* TASK:
Transcribe all of the material exactly. Any picture in it should be left out.

* DATASET CONTENT:
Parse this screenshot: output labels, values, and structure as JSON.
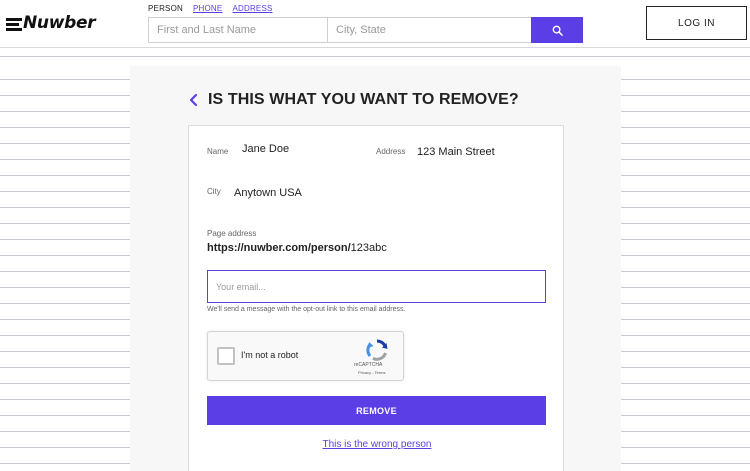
{
  "brand": {
    "name": "Nuwber"
  },
  "search": {
    "tabs": [
      {
        "label": "PERSON",
        "active": true
      },
      {
        "label": "PHONE",
        "active": false
      },
      {
        "label": "ADDRESS",
        "active": false
      }
    ],
    "name_placeholder": "First and Last Name",
    "city_placeholder": "City, State",
    "button_icon": "search-icon"
  },
  "header": {
    "login_label": "LOG IN"
  },
  "main": {
    "heading": "IS THIS WHAT YOU WANT TO REMOVE?",
    "back_icon": "chevron-left-icon",
    "record": {
      "name_label": "Name",
      "name_value": "Jane Doe",
      "address_label": "Address",
      "address_value": "123 Main Street",
      "city_label": "City",
      "city_value": "Anytown USA",
      "page_address_label": "Page address",
      "page_address_base": "https://nuwber.com/person/",
      "page_address_id": "123abc"
    },
    "email": {
      "placeholder": "Your email...",
      "value": "",
      "helper": "We'll send a message with the opt-out link to this email address."
    },
    "captcha": {
      "label": "I'm not a robot",
      "brand": "reCAPTCHA",
      "links": "Privacy - Terms",
      "checked": false
    },
    "remove_label": "REMOVE",
    "wrong_person_label": "This is the wrong person"
  },
  "colors": {
    "accent": "#5c3ee6",
    "text": "#222222",
    "panel_bg": "#f7f7f7"
  }
}
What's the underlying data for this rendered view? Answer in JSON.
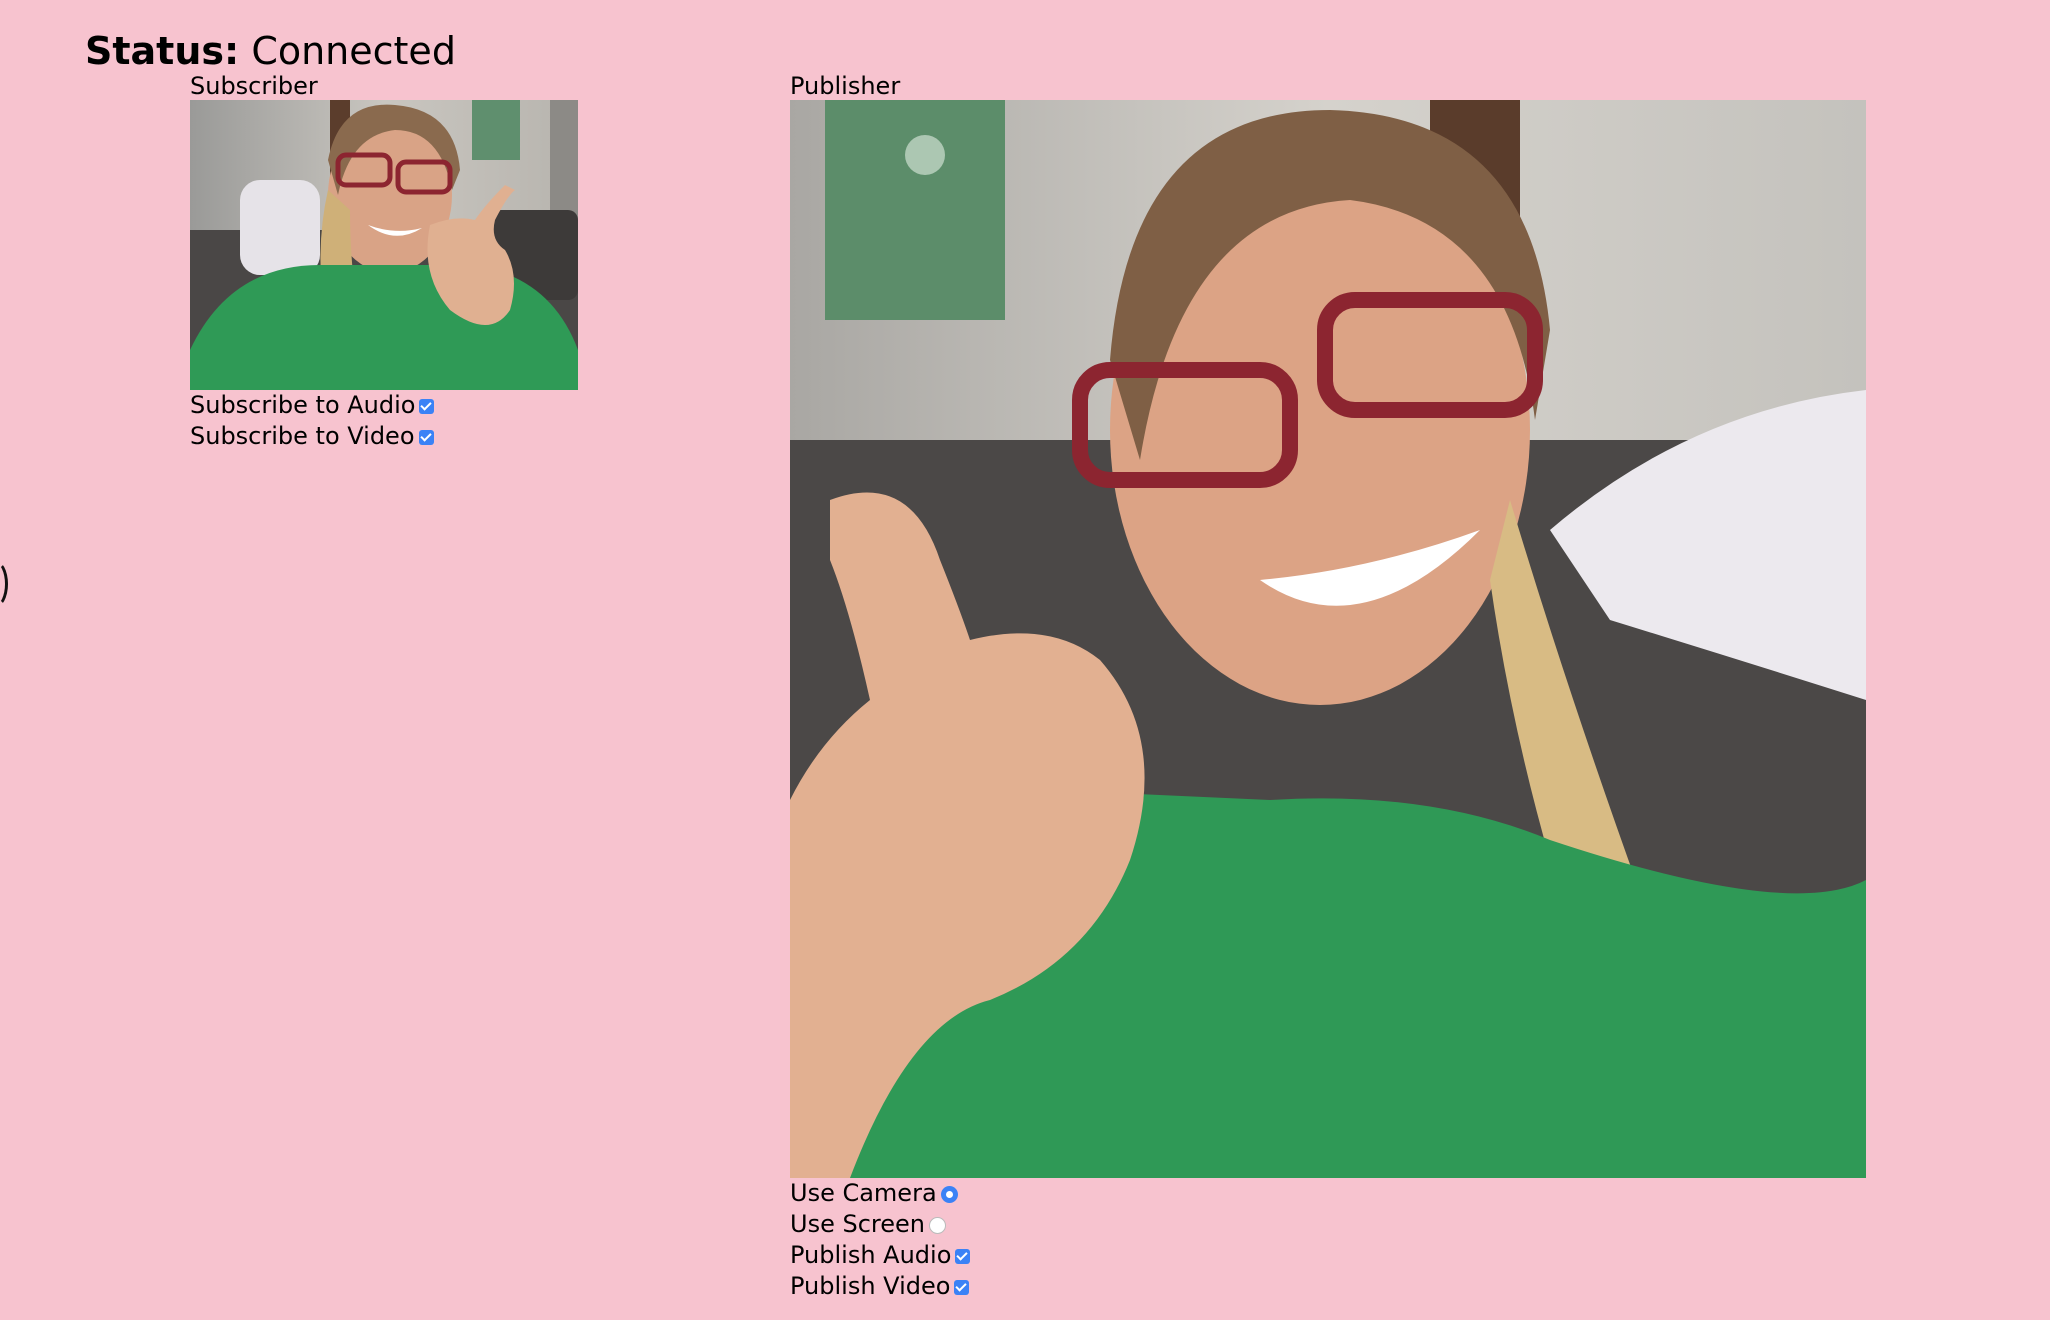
{
  "status": {
    "label": "Status:",
    "value": "Connected"
  },
  "subscriber": {
    "title": "Subscriber",
    "options": [
      {
        "label": "Subscribe to Audio",
        "type": "checkbox",
        "checked": true
      },
      {
        "label": "Subscribe to Video",
        "type": "checkbox",
        "checked": true
      }
    ]
  },
  "publisher": {
    "title": "Publisher",
    "options": [
      {
        "label": "Use Camera",
        "type": "radio",
        "checked": true
      },
      {
        "label": "Use Screen",
        "type": "radio",
        "checked": false
      },
      {
        "label": "Publish Audio",
        "type": "checkbox",
        "checked": true
      },
      {
        "label": "Publish Video",
        "type": "checkbox",
        "checked": true
      }
    ]
  },
  "colors": {
    "background": "#f7c3cf",
    "accent": "#3b82f6"
  }
}
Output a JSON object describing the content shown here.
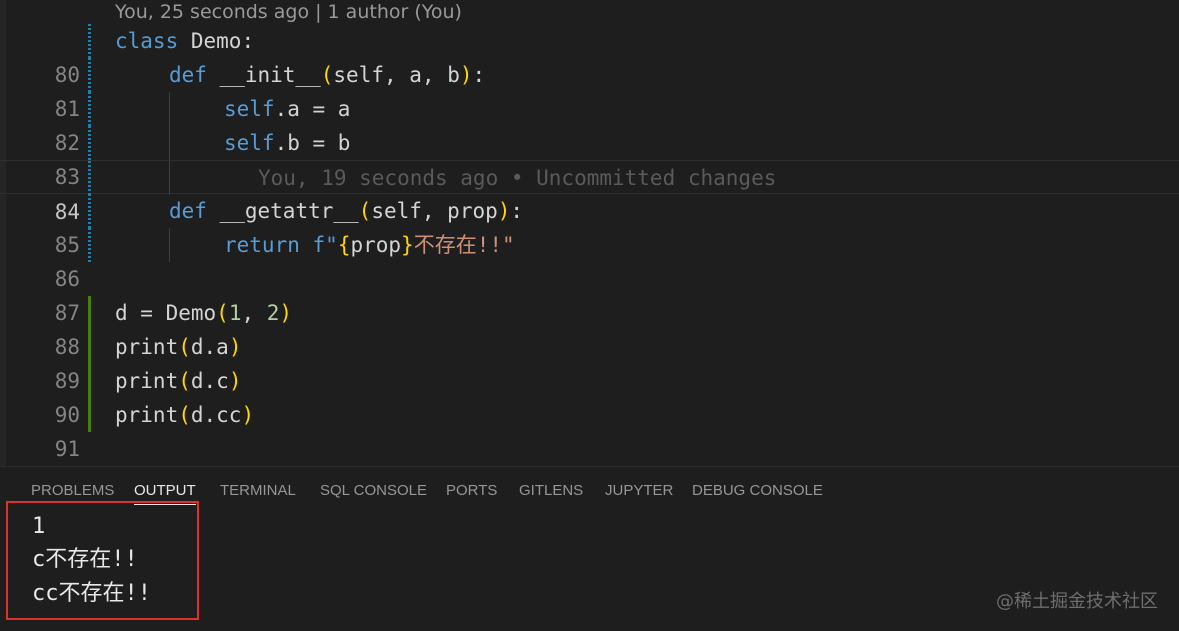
{
  "editor": {
    "codelens": "You, 25 seconds ago | 1 author (You)",
    "blame_line": "You, 19 seconds ago • Uncommitted changes",
    "lines": [
      {
        "num": "80"
      },
      {
        "num": "81"
      },
      {
        "num": "82"
      },
      {
        "num": "83"
      },
      {
        "num": "84"
      },
      {
        "num": "85"
      },
      {
        "num": "86"
      },
      {
        "num": "87"
      },
      {
        "num": "88"
      },
      {
        "num": "89"
      },
      {
        "num": "90"
      },
      {
        "num": "91"
      }
    ],
    "tokens": {
      "class_kw": "class",
      "class_name": "Demo",
      "colon": ":",
      "def_kw": "def",
      "init_name": "__init__",
      "open_paren": "(",
      "close_paren": ")",
      "init_params": "self, a, b",
      "self_kw": "self",
      "attr_a": ".a = a",
      "attr_b": ".b = b",
      "getattr_name": "__getattr__",
      "getattr_params": "self, prop",
      "return_kw": "return",
      "fstring_prefix": "f\"",
      "brace_open": "{",
      "brace_close": "}",
      "fstring_var": "prop",
      "fstring_text": "不存在!!\"",
      "assign": "d = Demo",
      "arg1": "1",
      "comma": ", ",
      "arg2": "2",
      "print_fn": "print",
      "arg_da": "d.a",
      "arg_dc": "d.c",
      "arg_dcc": "d.cc"
    }
  },
  "panel": {
    "tabs": [
      {
        "label": "PROBLEMS"
      },
      {
        "label": "OUTPUT"
      },
      {
        "label": "TERMINAL"
      },
      {
        "label": "SQL CONSOLE"
      },
      {
        "label": "PORTS"
      },
      {
        "label": "GITLENS"
      },
      {
        "label": "JUPYTER"
      },
      {
        "label": "DEBUG CONSOLE"
      }
    ],
    "active_tab": "OUTPUT",
    "output_lines": [
      "1",
      "c不存在!!",
      "cc不存在!!"
    ]
  },
  "watermark": "@稀土掘金技术社区",
  "colors": {
    "background": "#1e1e1e",
    "keyword": "#569cd6",
    "string": "#ce9178",
    "number": "#b5cea8",
    "bracket": "#ffd700",
    "highlight_box": "#d9332c",
    "gutter_added": "#487e02",
    "gutter_modified": "#1b81a8"
  }
}
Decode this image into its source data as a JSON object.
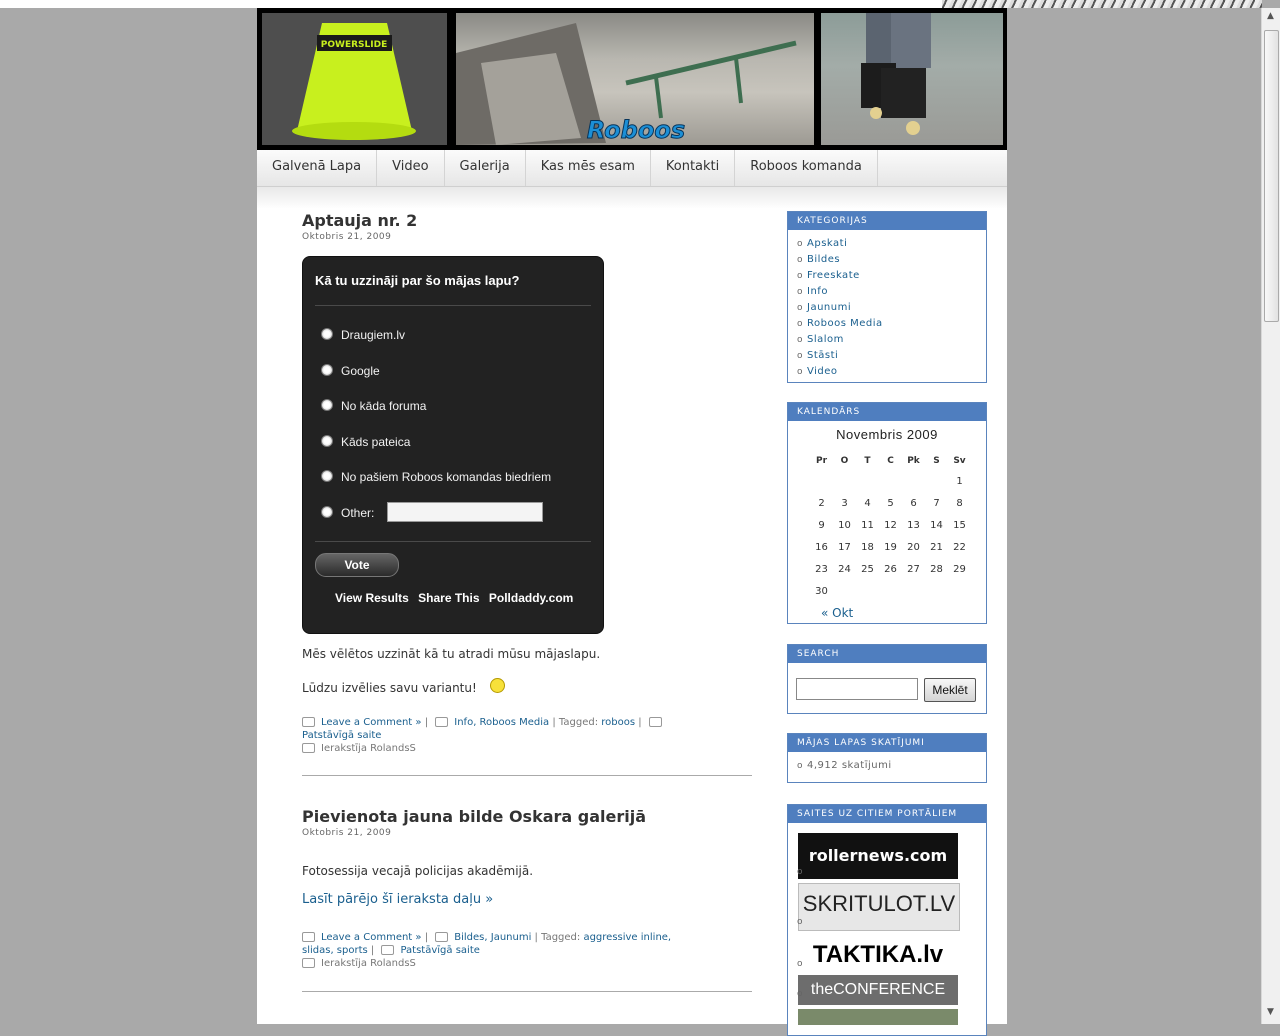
{
  "header": {
    "logo_text": "Roboos",
    "cone_text": "POWERSLIDE"
  },
  "nav": [
    "Galvenā Lapa",
    "Video",
    "Galerija",
    "Kas mēs esam",
    "Kontakti",
    "Roboos komanda"
  ],
  "posts": [
    {
      "title": "Aptauja nr. 2",
      "date": "Oktobris 21, 2009",
      "poll": {
        "question": "Kā tu uzzināji par šo mājas lapu?",
        "options": [
          "Draugiem.lv",
          "Google",
          "No kāda foruma",
          "Kāds pateica",
          "No pašiem Roboos komandas biedriem",
          "Other:"
        ],
        "vote_label": "Vote",
        "links": [
          "View Results",
          "Share This",
          "Polldaddy.com"
        ]
      },
      "paragraphs": [
        "Mēs vēlētos uzzināt kā tu atradi mūsu mājaslapu.",
        "Lūdzu izvēlies savu variantu!"
      ],
      "comment_link": "Leave a Comment »",
      "categories": "Info, Roboos Media",
      "tagged_label": "Tagged:",
      "tags": "roboos",
      "permalink": "Patstāvīgā saite",
      "author": "Ierakstīja RolandsS"
    },
    {
      "title": "Pievienota jauna bilde Oskara galerijā",
      "date": "Oktobris 21, 2009",
      "paragraphs": [
        "Fotosessija vecajā policijas akadēmijā."
      ],
      "more_link": "Lasīt pārējo šī ieraksta daļu »",
      "comment_link": "Leave a Comment »",
      "categories": "Bildes, Jaunumi",
      "tagged_label": "Tagged:",
      "tags_line1": "aggressive inline,",
      "tags_line2": "slidas, sports",
      "permalink": "Patstāvīgā saite",
      "author": "Ierakstīja RolandsS"
    }
  ],
  "sidebar": {
    "categories": {
      "title": "KATEGORIJAS",
      "items": [
        "Apskati",
        "Bildes",
        "Freeskate",
        "Info",
        "Jaunumi",
        "Roboos Media",
        "Slalom",
        "Stāsti",
        "Video"
      ]
    },
    "calendar": {
      "title": "KALENDĀRS",
      "caption": "Novembris 2009",
      "days": [
        "Pr",
        "O",
        "T",
        "C",
        "Pk",
        "S",
        "Sv"
      ],
      "weeks": [
        [
          "",
          "",
          "",
          "",
          "",
          "",
          "1"
        ],
        [
          "2",
          "3",
          "4",
          "5",
          "6",
          "7",
          "8"
        ],
        [
          "9",
          "10",
          "11",
          "12",
          "13",
          "14",
          "15"
        ],
        [
          "16",
          "17",
          "18",
          "19",
          "20",
          "21",
          "22"
        ],
        [
          "23",
          "24",
          "25",
          "26",
          "27",
          "28",
          "29"
        ],
        [
          "30",
          "",
          "",
          "",
          "",
          "",
          ""
        ]
      ],
      "prev": "« Okt"
    },
    "search": {
      "title": "SEARCH",
      "button": "Meklēt"
    },
    "views": {
      "title": "MĀJAS LAPAS SKATĪJUMI",
      "value": "4,912 skatījumi"
    },
    "links": {
      "title": "SAITES UZ CITIEM PORTĀLIEM",
      "banners": [
        "rollernews.com",
        "SKRITULOT.LV",
        "TAKTIKA.lv",
        "theCONFERENCE"
      ]
    }
  }
}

* RESULT OF THIS TASK:
Parse this screenshot: output labels, values, and structure as JSON.
{
  "brand": {
    "name": "Nuwber"
  },
  "search": {
    "tabs": [
      {
        "label": "PERSON",
        "active": true
      },
      {
        "label": "PHONE",
        "active": false
      },
      {
        "label": "ADDRESS",
        "active": false
      }
    ],
    "name_placeholder": "First and Last Name",
    "city_placeholder": "City, State",
    "button_icon": "search-icon"
  },
  "header": {
    "login_label": "LOG IN"
  },
  "main": {
    "heading": "IS THIS WHAT YOU WANT TO REMOVE?",
    "back_icon": "chevron-left-icon",
    "record": {
      "name_label": "Name",
      "name_value": "Jane Doe",
      "address_label": "Address",
      "address_value": "123 Main Street",
      "city_label": "City",
      "city_value": "Anytown USA",
      "page_address_label": "Page address",
      "page_address_base": "https://nuwber.com/person/",
      "page_address_id": "123abc"
    },
    "email": {
      "placeholder": "Your email...",
      "value": "",
      "helper": "We'll send a message with the opt-out link to this email address."
    },
    "captcha": {
      "label": "I'm not a robot",
      "brand": "reCAPTCHA",
      "links": "Privacy - Terms",
      "checked": false
    },
    "remove_label": "REMOVE",
    "wrong_person_label": "This is the wrong person"
  },
  "colors": {
    "accent": "#5c3ee6",
    "text": "#222222",
    "panel_bg": "#f7f7f7"
  }
}
What's the underlying data for this rendered view? Answer in JSON.
{
  "status": {
    "label": "Status:",
    "value": "Connected"
  },
  "subscriber": {
    "title": "Subscriber",
    "options": [
      {
        "label": "Subscribe to Audio",
        "type": "checkbox",
        "checked": true
      },
      {
        "label": "Subscribe to Video",
        "type": "checkbox",
        "checked": true
      }
    ]
  },
  "publisher": {
    "title": "Publisher",
    "options": [
      {
        "label": "Use Camera",
        "type": "radio",
        "checked": true
      },
      {
        "label": "Use Screen",
        "type": "radio",
        "checked": false
      },
      {
        "label": "Publish Audio",
        "type": "checkbox",
        "checked": true
      },
      {
        "label": "Publish Video",
        "type": "checkbox",
        "checked": true
      }
    ]
  },
  "colors": {
    "background": "#f7c3cf",
    "accent": "#3b82f6"
  }
}
Output a JSON object describing the content shown here.
{
  "editor": {
    "codelens": "You, 25 seconds ago | 1 author (You)",
    "blame_line": "You, 19 seconds ago • Uncommitted changes",
    "lines": [
      {
        "num": "80"
      },
      {
        "num": "81"
      },
      {
        "num": "82"
      },
      {
        "num": "83"
      },
      {
        "num": "84"
      },
      {
        "num": "85"
      },
      {
        "num": "86"
      },
      {
        "num": "87"
      },
      {
        "num": "88"
      },
      {
        "num": "89"
      },
      {
        "num": "90"
      },
      {
        "num": "91"
      }
    ],
    "tokens": {
      "class_kw": "class",
      "class_name": "Demo",
      "colon": ":",
      "def_kw": "def",
      "init_name": "__init__",
      "open_paren": "(",
      "close_paren": ")",
      "init_params": "self, a, b",
      "self_kw": "self",
      "attr_a": ".a = a",
      "attr_b": ".b = b",
      "getattr_name": "__getattr__",
      "getattr_params": "self, prop",
      "return_kw": "return",
      "fstring_prefix": "f\"",
      "brace_open": "{",
      "brace_close": "}",
      "fstring_var": "prop",
      "fstring_text": "不存在!!\"",
      "assign": "d = Demo",
      "arg1": "1",
      "comma": ", ",
      "arg2": "2",
      "print_fn": "print",
      "arg_da": "d.a",
      "arg_dc": "d.c",
      "arg_dcc": "d.cc"
    }
  },
  "panel": {
    "tabs": [
      {
        "label": "PROBLEMS"
      },
      {
        "label": "OUTPUT"
      },
      {
        "label": "TERMINAL"
      },
      {
        "label": "SQL CONSOLE"
      },
      {
        "label": "PORTS"
      },
      {
        "label": "GITLENS"
      },
      {
        "label": "JUPYTER"
      },
      {
        "label": "DEBUG CONSOLE"
      }
    ],
    "active_tab": "OUTPUT",
    "output_lines": [
      "1",
      "c不存在!!",
      "cc不存在!!"
    ]
  },
  "watermark": "@稀土掘金技术社区",
  "colors": {
    "background": "#1e1e1e",
    "keyword": "#569cd6",
    "string": "#ce9178",
    "number": "#b5cea8",
    "bracket": "#ffd700",
    "highlight_box": "#d9332c",
    "gutter_added": "#487e02",
    "gutter_modified": "#1b81a8"
  }
}
Decode this image into its source data as a JSON object.
{
  "header": {
    "logo_text": "Roboos",
    "cone_text": "POWERSLIDE"
  },
  "nav": [
    "Galvenā Lapa",
    "Video",
    "Galerija",
    "Kas mēs esam",
    "Kontakti",
    "Roboos komanda"
  ],
  "posts": [
    {
      "title": "Aptauja nr. 2",
      "date": "Oktobris 21, 2009",
      "poll": {
        "question": "Kā tu uzzināji par šo mājas lapu?",
        "options": [
          "Draugiem.lv",
          "Google",
          "No kāda foruma",
          "Kāds pateica",
          "No pašiem Roboos komandas biedriem",
          "Other:"
        ],
        "vote_label": "Vote",
        "links": [
          "View Results",
          "Share This",
          "Polldaddy.com"
        ]
      },
      "paragraphs": [
        "Mēs vēlētos uzzināt kā tu atradi mūsu mājaslapu.",
        "Lūdzu izvēlies savu variantu!"
      ],
      "comment_link": "Leave a Comment »",
      "categories": "Info, Roboos Media",
      "tagged_label": "Tagged:",
      "tags": "roboos",
      "permalink": "Patstāvīgā saite",
      "author": "Ierakstīja RolandsS"
    },
    {
      "title": "Pievienota jauna bilde Oskara galerijā",
      "date": "Oktobris 21, 2009",
      "paragraphs": [
        "Fotosessija vecajā policijas akadēmijā."
      ],
      "more_link": "Lasīt pārējo šī ieraksta daļu »",
      "comment_link": "Leave a Comment »",
      "categories": "Bildes, Jaunumi",
      "tagged_label": "Tagged:",
      "tags_line1": "aggressive inline,",
      "tags_line2": "slidas, sports",
      "permalink": "Patstāvīgā saite",
      "author": "Ierakstīja RolandsS"
    }
  ],
  "sidebar": {
    "categories": {
      "title": "KATEGORIJAS",
      "items": [
        "Apskati",
        "Bildes",
        "Freeskate",
        "Info",
        "Jaunumi",
        "Roboos Media",
        "Slalom",
        "Stāsti",
        "Video"
      ]
    },
    "calendar": {
      "title": "KALENDĀRS",
      "caption": "Novembris 2009",
      "days": [
        "Pr",
        "O",
        "T",
        "C",
        "Pk",
        "S",
        "Sv"
      ],
      "weeks": [
        [
          "",
          "",
          "",
          "",
          "",
          "",
          "1"
        ],
        [
          "2",
          "3",
          "4",
          "5",
          "6",
          "7",
          "8"
        ],
        [
          "9",
          "10",
          "11",
          "12",
          "13",
          "14",
          "15"
        ],
        [
          "16",
          "17",
          "18",
          "19",
          "20",
          "21",
          "22"
        ],
        [
          "23",
          "24",
          "25",
          "26",
          "27",
          "28",
          "29"
        ],
        [
          "30",
          "",
          "",
          "",
          "",
          "",
          ""
        ]
      ],
      "prev": "« Okt"
    },
    "search": {
      "title": "SEARCH",
      "button": "Meklēt"
    },
    "views": {
      "title": "MĀJAS LAPAS SKATĪJUMI",
      "value": "4,912 skatījumi"
    },
    "links": {
      "title": "SAITES UZ CITIEM PORTĀLIEM",
      "banners": [
        "rollernews.com",
        "SKRITULOT.LV",
        "TAKTIKA.lv",
        "theCONFERENCE"
      ]
    }
  }
}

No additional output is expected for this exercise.